#### Entries supplied:
_ _ _ _ _

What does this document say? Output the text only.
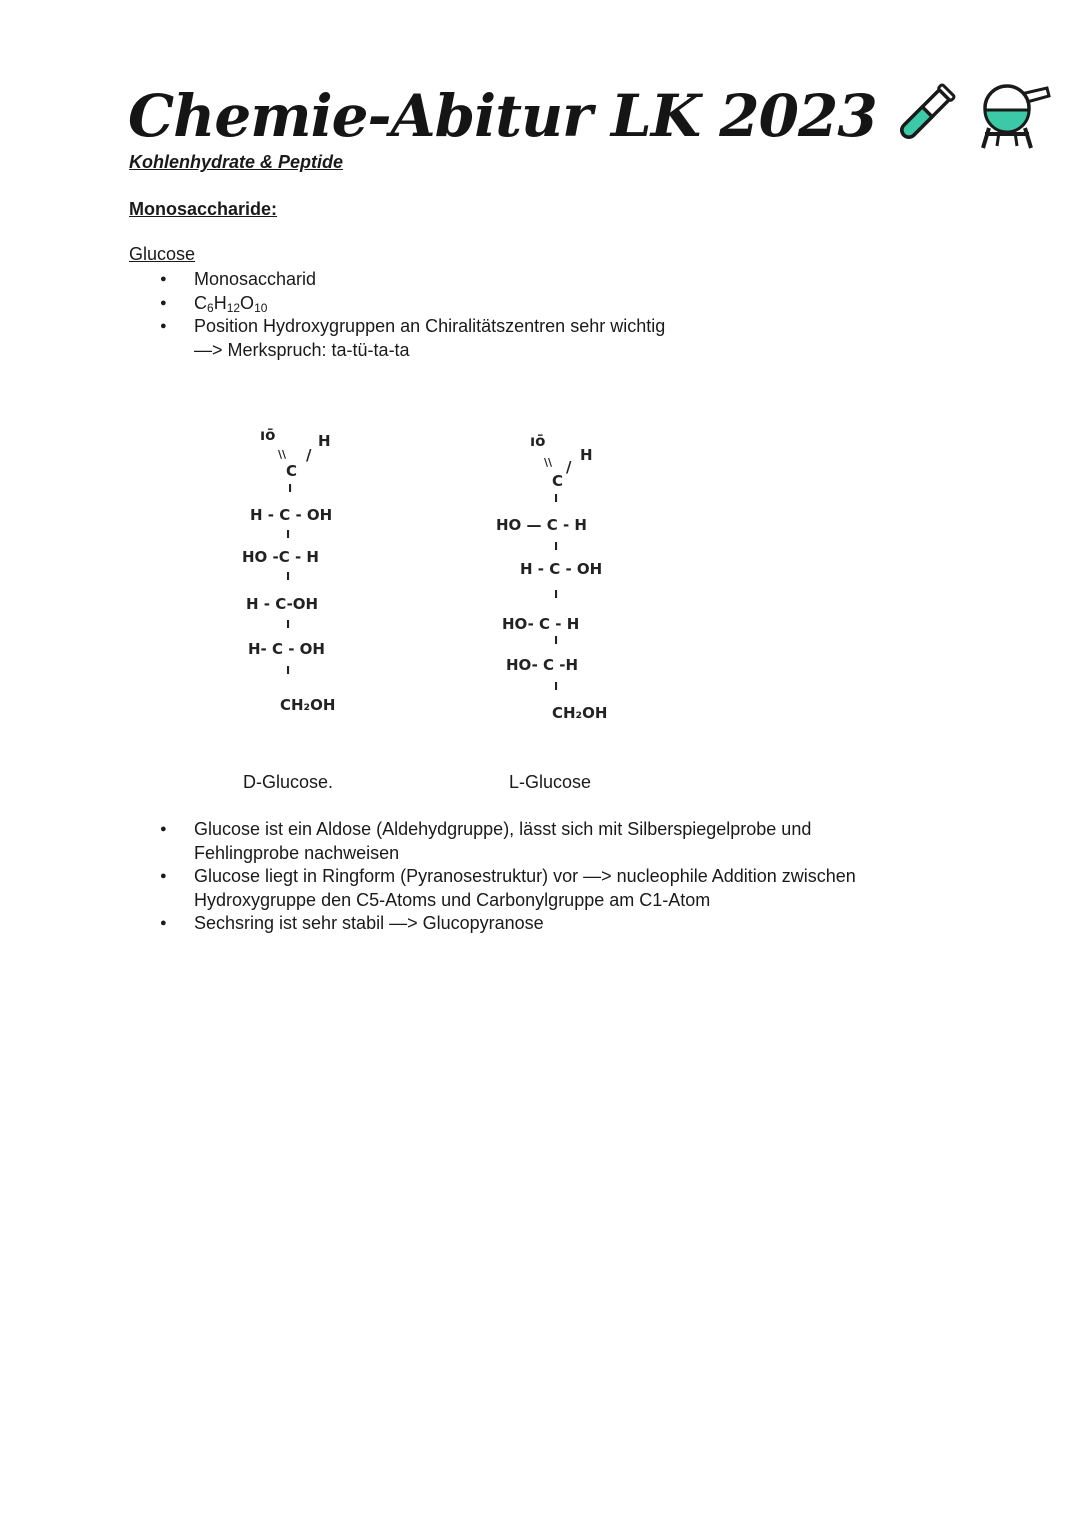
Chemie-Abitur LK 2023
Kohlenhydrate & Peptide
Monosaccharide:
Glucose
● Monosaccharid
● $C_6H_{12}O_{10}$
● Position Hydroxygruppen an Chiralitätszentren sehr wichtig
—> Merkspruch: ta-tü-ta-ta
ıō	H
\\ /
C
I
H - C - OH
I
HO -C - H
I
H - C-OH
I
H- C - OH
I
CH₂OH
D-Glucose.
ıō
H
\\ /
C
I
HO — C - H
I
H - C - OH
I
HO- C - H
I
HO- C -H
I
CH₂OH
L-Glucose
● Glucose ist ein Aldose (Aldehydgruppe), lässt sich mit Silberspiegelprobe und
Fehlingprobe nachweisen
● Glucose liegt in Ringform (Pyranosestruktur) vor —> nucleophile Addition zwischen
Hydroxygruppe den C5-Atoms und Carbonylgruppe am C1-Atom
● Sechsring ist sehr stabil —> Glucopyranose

_ _ _ _ _

#### Activity:
Pictures stay out of the answer; the rest of the listing above is returned exactly.

#### Output of the task:
What does this document say? Output the text only.
Chemie-Abitur LK 2023
Kohlenhydrate & Peptide
Monosaccharide:
Glucose
● Monosaccharid
● $C_6H_{12}O_{10}$
● Position Hydroxygruppen an Chiralitätszentren sehr wichtig
—> Merkspruch: ta-tü-ta-ta
ıō	H
\\ /
C
I
H - C - OH
I
HO -C - H
I
H - C-OH
I
H- C - OH
I
CH₂OH
D-Glucose.
ıō
H
\\ /
C
I
HO — C - H
I
H - C - OH
I
HO- C - H
I
HO- C -H
I
CH₂OH
L-Glucose
● Glucose ist ein Aldose (Aldehydgruppe), lässt sich mit Silberspiegelprobe und
Fehlingprobe nachweisen
● Glucose liegt in Ringform (Pyranosestruktur) vor —> nucleophile Addition zwischen
Hydroxygruppe den C5-Atoms und Carbonylgruppe am C1-Atom
● Sechsring ist sehr stabil —> Glucopyranose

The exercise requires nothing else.